(Layout element annotations)

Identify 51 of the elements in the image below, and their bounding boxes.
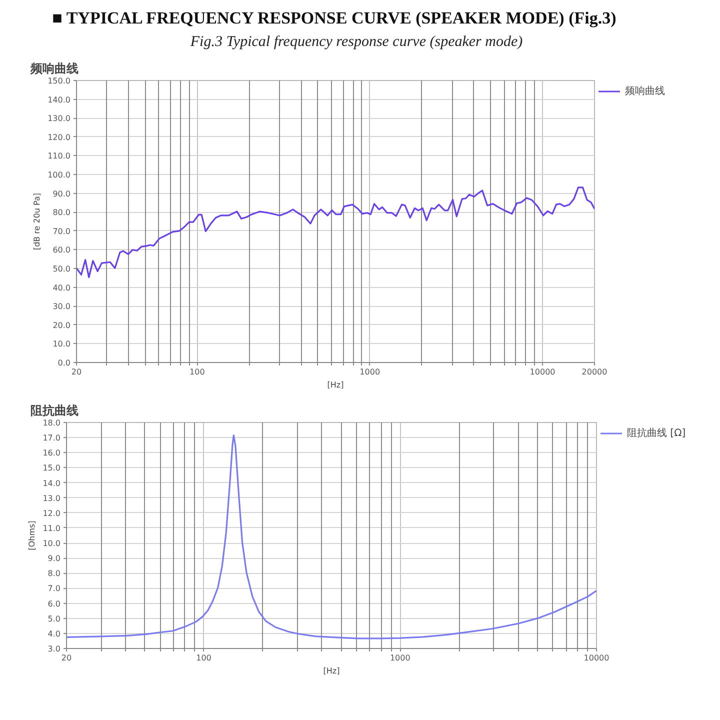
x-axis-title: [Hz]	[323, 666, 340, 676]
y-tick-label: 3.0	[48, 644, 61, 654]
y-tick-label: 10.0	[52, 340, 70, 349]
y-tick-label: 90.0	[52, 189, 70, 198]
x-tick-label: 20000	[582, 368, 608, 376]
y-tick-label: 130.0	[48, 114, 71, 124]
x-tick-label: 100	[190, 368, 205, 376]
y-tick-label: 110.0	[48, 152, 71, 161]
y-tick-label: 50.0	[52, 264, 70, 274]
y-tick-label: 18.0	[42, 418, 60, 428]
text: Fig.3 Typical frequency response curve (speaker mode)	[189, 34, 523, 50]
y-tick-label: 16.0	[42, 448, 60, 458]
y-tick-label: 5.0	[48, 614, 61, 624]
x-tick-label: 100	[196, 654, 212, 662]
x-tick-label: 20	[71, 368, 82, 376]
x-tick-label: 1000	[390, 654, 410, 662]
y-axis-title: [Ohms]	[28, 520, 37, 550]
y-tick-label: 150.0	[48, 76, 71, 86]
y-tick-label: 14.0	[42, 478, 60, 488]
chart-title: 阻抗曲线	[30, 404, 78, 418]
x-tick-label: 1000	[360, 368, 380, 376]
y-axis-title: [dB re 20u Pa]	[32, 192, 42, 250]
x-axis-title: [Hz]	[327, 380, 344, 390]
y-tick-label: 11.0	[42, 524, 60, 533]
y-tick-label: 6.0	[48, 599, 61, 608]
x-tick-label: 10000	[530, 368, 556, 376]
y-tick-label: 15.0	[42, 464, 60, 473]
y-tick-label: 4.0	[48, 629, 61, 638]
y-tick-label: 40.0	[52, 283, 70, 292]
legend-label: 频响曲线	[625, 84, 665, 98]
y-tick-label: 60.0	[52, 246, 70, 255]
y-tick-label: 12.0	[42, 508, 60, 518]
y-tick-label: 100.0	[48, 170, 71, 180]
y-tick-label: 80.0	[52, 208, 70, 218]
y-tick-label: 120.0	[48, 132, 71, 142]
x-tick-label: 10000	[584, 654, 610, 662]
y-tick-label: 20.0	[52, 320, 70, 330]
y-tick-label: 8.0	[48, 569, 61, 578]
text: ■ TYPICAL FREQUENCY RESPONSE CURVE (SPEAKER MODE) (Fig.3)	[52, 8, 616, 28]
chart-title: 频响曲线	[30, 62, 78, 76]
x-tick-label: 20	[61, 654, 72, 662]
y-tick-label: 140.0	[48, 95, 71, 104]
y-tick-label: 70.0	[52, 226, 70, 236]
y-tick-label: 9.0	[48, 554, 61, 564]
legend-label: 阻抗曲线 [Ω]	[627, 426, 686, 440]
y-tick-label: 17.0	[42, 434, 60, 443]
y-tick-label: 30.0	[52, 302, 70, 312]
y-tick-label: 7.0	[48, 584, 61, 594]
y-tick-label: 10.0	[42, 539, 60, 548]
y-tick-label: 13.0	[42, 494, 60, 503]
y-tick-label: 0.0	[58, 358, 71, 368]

* * *

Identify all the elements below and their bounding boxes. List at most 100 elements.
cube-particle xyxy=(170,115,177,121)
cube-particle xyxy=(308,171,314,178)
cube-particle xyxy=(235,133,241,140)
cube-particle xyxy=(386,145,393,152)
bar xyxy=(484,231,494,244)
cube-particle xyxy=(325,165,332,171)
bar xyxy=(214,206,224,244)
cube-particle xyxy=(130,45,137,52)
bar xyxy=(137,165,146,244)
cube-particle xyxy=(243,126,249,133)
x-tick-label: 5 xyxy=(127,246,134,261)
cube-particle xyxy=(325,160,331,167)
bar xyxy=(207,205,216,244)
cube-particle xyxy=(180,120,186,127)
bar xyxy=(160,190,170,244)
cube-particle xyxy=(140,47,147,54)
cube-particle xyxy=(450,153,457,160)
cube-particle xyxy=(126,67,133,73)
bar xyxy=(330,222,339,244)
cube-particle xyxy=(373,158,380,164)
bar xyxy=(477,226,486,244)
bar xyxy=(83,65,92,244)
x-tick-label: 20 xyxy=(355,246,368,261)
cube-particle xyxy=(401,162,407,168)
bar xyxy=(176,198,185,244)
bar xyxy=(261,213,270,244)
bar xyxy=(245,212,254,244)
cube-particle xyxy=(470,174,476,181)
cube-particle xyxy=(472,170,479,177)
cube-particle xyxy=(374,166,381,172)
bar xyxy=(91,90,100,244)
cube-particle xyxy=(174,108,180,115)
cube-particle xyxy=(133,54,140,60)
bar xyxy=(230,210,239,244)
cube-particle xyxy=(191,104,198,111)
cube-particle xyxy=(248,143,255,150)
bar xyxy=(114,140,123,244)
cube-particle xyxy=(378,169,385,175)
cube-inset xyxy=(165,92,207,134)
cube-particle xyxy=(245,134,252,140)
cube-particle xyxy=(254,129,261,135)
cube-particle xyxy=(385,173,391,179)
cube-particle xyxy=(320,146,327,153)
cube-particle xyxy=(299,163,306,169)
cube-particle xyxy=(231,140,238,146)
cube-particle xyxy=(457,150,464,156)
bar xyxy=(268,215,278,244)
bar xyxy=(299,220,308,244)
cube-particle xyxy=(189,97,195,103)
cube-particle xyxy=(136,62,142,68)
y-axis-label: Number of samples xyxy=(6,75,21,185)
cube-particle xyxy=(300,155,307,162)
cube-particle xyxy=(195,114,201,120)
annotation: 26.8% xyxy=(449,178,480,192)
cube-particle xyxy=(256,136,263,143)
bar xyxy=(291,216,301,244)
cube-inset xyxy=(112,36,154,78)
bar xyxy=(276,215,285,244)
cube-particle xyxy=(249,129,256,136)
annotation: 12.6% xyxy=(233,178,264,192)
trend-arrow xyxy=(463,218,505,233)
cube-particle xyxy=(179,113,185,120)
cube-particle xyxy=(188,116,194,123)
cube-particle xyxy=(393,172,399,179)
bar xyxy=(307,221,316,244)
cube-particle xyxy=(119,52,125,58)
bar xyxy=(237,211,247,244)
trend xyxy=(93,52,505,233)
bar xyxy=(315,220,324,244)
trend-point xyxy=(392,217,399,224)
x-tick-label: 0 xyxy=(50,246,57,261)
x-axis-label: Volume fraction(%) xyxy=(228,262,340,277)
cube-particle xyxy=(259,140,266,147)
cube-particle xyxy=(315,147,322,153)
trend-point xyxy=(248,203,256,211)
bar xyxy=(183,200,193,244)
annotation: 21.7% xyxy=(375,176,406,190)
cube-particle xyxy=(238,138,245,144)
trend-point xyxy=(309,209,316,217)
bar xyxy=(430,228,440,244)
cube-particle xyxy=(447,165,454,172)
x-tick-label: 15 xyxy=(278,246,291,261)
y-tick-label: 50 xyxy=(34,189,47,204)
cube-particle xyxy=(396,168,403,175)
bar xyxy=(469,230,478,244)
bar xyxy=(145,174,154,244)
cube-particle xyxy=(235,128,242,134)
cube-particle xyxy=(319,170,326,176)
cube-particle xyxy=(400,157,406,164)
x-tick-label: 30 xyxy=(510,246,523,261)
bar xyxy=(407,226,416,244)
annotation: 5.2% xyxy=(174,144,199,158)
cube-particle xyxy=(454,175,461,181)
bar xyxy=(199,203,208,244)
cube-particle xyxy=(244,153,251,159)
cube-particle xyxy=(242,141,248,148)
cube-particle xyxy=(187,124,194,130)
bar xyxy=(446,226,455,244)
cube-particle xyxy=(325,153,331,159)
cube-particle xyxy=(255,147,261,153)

* * *

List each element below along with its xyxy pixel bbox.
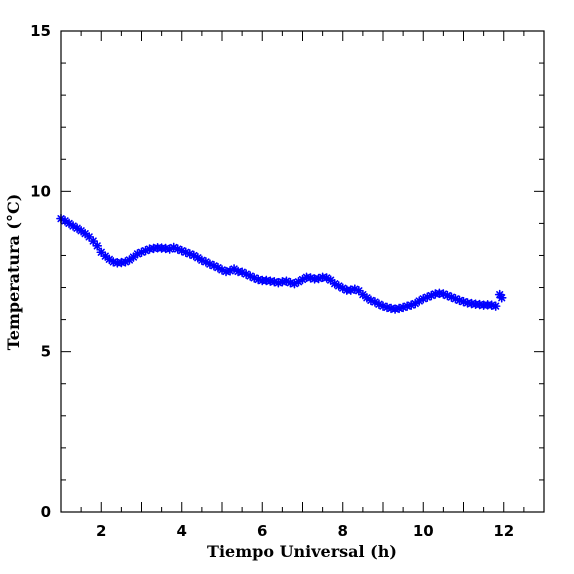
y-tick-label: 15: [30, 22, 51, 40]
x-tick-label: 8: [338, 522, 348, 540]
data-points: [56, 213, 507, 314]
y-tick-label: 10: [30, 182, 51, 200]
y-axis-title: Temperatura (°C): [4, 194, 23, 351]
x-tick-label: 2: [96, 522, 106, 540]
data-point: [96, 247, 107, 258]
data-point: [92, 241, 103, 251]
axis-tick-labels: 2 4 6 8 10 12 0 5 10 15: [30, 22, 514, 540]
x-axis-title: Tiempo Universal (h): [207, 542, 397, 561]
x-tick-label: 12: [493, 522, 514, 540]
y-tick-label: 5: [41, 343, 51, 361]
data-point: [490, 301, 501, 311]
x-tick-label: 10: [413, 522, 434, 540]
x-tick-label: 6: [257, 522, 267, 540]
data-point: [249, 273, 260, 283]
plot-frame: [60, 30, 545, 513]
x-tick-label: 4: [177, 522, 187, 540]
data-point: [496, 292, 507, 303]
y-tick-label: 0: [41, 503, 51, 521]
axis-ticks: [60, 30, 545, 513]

■ TASK DETAILS
Can you rewrite the part of the listing that opens with the line containing "y-tick-label: 15: [30, 22, 51, 40]" and closes with the line containing "x-axis-title: Tiempo Universal", replacing "Temperatura" with "Temperature" and leaving everything else unchanged?

■ REPLY TO THE EXERCISE
y-tick-label: 15: [30, 22, 51, 40]
x-tick-label: 8: [338, 522, 348, 540]
data-points: [56, 213, 507, 314]
y-tick-label: 10: [30, 182, 51, 200]
y-axis-title: Temperature (°C): [4, 194, 23, 351]
x-tick-label: 2: [96, 522, 106, 540]
data-point: [96, 247, 107, 258]
data-point: [92, 241, 103, 251]
axis-tick-labels: 2 4 6 8 10 12 0 5 10 15: [30, 22, 514, 540]
x-axis-title: Tiempo Universal (h): [207, 542, 397, 561]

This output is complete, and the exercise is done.